Recorded data:
◆ ◆ ◆ ◆ ◆ ◆ ◆

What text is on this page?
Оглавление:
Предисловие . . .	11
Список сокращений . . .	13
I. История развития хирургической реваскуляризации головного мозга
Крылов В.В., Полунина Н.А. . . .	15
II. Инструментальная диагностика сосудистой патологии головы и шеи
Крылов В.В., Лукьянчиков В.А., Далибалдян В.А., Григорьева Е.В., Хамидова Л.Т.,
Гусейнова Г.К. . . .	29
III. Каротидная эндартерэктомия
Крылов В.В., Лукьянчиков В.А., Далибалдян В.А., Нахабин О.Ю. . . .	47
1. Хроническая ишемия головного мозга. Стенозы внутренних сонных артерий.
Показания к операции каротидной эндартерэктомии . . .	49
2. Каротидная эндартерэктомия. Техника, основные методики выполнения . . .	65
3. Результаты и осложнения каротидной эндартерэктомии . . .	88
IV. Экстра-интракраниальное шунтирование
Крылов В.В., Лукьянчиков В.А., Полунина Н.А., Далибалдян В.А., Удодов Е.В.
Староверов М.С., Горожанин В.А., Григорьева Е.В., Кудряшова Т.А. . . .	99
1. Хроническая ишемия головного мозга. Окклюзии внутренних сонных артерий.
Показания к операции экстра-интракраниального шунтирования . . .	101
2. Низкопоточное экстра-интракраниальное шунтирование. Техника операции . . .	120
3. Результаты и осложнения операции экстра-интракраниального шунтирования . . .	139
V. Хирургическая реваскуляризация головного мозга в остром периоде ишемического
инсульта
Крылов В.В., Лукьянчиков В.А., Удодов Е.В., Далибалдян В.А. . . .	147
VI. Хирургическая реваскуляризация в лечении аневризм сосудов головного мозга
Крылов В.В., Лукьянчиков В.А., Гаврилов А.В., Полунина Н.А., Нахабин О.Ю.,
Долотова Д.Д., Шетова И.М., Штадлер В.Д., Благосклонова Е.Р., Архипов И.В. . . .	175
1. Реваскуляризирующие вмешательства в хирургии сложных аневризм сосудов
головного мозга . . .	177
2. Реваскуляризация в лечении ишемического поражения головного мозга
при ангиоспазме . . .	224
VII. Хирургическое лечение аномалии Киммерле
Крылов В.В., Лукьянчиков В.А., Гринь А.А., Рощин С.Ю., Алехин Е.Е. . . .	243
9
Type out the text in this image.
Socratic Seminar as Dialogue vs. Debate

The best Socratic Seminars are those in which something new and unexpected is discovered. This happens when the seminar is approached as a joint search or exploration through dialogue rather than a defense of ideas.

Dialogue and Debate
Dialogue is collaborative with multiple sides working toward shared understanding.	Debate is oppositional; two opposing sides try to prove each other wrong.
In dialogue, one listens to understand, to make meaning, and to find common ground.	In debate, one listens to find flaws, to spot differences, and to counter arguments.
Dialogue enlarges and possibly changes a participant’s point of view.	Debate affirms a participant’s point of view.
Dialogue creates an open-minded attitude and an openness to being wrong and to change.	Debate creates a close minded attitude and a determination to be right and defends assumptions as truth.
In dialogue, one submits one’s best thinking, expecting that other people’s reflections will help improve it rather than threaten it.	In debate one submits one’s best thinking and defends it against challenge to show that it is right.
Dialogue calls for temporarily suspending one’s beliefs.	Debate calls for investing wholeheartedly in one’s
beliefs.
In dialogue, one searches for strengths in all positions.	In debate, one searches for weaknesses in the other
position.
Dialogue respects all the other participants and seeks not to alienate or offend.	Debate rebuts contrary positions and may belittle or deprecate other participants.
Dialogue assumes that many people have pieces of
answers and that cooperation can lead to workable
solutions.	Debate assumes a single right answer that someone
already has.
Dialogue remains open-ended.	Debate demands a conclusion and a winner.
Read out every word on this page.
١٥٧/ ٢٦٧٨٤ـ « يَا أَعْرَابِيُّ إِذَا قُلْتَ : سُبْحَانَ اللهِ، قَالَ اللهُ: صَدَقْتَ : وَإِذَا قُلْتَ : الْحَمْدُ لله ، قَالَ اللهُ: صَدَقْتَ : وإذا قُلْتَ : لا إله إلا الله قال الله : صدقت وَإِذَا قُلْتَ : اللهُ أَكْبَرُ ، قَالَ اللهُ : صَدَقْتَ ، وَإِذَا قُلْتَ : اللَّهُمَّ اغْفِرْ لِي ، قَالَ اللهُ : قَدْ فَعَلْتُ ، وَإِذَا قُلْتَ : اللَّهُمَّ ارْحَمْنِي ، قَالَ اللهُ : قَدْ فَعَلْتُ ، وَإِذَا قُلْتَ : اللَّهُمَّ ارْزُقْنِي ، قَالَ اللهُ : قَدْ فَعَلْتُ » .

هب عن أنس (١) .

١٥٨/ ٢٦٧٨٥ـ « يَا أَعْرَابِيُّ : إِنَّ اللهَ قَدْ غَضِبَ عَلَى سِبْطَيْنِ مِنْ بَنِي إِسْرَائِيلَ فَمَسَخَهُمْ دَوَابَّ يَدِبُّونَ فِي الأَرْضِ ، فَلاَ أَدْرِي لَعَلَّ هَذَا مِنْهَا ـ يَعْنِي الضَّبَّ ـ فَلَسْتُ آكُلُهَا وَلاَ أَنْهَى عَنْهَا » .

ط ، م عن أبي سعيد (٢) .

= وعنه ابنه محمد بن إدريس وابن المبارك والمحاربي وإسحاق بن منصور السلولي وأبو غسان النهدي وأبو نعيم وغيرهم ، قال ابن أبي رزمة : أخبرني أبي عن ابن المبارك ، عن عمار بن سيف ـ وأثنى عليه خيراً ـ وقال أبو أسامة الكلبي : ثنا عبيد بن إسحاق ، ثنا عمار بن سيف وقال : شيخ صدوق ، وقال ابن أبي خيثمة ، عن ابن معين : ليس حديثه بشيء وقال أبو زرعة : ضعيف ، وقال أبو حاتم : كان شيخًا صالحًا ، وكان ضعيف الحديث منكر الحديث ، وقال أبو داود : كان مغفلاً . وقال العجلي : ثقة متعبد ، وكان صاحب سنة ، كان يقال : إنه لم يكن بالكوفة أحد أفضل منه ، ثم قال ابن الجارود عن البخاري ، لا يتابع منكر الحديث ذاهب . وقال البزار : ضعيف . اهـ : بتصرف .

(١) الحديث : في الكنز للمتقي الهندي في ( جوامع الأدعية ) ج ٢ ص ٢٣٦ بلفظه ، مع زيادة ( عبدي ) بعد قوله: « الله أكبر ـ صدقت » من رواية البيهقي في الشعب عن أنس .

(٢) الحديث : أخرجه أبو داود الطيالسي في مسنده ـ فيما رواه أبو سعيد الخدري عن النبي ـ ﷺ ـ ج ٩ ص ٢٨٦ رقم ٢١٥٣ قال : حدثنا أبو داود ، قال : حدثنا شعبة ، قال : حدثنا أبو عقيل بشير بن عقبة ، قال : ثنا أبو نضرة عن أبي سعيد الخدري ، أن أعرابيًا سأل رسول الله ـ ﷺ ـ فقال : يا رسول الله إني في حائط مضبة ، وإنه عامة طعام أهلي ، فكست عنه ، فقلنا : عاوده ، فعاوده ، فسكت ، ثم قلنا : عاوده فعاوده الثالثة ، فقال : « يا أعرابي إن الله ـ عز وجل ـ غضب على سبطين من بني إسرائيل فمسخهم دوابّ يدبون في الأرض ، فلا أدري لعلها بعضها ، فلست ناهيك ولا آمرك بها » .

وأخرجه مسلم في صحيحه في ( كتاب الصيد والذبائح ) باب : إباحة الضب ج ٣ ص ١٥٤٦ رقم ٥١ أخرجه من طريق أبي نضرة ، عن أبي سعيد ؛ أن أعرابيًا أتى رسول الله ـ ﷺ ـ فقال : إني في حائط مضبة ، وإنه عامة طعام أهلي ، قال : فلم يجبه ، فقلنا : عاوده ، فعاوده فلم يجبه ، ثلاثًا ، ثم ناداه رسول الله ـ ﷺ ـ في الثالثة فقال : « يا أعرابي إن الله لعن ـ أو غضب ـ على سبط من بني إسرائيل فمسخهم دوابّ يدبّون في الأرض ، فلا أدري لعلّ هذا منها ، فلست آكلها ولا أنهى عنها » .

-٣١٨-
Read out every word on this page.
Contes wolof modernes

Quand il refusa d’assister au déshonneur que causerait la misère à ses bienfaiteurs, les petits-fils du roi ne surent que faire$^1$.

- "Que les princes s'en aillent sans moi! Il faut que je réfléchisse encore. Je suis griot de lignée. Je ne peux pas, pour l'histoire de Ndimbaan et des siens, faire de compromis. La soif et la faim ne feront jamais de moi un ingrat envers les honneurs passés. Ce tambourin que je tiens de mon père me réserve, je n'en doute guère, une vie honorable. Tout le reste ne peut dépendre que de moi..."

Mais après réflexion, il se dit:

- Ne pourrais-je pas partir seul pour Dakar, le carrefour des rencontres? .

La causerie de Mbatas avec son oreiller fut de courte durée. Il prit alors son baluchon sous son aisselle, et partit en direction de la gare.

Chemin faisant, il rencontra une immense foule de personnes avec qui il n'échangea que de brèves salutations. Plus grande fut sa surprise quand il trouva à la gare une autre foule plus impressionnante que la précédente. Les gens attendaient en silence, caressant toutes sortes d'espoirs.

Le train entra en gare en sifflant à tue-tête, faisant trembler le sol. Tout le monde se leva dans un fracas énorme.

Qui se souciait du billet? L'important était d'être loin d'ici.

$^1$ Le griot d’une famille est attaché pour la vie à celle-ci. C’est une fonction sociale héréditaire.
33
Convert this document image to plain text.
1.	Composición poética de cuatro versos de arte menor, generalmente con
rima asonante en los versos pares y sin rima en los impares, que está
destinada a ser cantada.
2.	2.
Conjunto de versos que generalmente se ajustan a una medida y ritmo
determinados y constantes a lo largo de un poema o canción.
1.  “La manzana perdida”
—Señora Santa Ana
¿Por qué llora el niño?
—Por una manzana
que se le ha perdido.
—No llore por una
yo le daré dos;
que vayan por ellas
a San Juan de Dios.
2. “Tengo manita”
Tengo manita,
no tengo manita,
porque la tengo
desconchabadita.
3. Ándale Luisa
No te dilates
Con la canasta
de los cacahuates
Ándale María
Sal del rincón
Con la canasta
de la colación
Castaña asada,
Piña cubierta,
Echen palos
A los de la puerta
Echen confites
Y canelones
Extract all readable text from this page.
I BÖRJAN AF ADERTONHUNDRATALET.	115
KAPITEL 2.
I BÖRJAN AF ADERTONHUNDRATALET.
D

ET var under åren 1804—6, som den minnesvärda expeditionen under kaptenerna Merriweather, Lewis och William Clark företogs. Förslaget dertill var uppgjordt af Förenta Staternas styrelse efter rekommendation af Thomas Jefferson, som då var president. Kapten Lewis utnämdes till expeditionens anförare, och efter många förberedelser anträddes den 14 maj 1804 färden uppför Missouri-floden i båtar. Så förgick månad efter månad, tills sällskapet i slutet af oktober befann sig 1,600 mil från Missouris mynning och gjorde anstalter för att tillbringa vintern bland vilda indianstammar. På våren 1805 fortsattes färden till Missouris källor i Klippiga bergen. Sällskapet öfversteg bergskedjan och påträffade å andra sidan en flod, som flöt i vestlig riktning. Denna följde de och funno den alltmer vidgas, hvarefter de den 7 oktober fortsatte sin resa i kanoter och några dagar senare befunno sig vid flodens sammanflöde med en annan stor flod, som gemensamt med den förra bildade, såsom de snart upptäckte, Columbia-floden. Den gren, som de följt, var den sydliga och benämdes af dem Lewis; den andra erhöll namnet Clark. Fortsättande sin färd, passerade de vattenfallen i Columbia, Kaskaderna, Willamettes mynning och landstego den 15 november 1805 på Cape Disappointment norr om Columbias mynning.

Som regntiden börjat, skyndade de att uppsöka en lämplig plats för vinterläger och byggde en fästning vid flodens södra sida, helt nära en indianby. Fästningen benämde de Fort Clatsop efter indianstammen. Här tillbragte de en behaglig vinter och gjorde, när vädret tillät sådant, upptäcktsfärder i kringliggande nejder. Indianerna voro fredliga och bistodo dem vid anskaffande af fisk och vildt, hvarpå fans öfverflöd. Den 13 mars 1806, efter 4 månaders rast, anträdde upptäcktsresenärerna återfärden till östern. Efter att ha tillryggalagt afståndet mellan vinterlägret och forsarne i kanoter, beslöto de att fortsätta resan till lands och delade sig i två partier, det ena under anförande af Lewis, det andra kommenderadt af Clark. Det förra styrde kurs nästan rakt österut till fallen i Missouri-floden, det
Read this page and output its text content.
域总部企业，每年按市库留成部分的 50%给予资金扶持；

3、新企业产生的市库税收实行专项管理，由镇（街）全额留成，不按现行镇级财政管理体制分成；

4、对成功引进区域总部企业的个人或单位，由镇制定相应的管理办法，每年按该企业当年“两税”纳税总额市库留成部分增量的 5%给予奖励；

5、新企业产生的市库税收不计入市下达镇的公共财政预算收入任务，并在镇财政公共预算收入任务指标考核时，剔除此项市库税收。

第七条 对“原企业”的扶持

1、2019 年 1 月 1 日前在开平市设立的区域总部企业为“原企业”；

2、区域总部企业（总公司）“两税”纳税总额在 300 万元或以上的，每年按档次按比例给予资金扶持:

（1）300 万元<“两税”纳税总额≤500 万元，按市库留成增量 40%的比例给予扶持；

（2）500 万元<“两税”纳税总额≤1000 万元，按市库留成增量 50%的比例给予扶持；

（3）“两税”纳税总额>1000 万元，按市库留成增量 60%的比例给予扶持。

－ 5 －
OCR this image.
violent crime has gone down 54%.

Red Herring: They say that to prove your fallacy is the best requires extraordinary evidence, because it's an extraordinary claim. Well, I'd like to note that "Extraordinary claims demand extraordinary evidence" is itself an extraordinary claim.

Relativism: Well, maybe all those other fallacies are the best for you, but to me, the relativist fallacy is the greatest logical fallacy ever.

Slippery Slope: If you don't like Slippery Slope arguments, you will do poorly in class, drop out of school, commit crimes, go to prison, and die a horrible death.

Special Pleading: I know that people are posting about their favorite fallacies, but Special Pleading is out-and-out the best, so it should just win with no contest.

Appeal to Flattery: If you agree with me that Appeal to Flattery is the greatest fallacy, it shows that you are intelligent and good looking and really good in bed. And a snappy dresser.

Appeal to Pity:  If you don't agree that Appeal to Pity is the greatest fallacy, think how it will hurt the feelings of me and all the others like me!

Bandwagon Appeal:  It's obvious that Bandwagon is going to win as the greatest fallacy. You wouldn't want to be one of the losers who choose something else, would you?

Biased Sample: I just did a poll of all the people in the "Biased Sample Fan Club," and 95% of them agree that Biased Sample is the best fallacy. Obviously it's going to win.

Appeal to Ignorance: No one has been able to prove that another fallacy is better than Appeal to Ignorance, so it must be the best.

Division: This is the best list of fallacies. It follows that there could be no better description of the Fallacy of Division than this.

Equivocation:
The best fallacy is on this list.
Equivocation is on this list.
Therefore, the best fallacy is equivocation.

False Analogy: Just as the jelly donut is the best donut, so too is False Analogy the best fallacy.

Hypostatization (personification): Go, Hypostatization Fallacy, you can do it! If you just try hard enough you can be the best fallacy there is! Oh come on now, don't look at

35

◆ ◆ ◆ ◆ ◆ ◆ ◆

Exercise aim
Copy out every line in the entries above that holds "wrong".

Exercise output
Dialogue is collaborative with multiple sides working toward shared understanding.	Debate is oppositional; two opposing sides try to prove each other wrong.
Dialogue creates an open-minded attitude and an openness to being wrong and to change.	Debate creates a close minded attitude and a determination to be right and defends assumptions as truth.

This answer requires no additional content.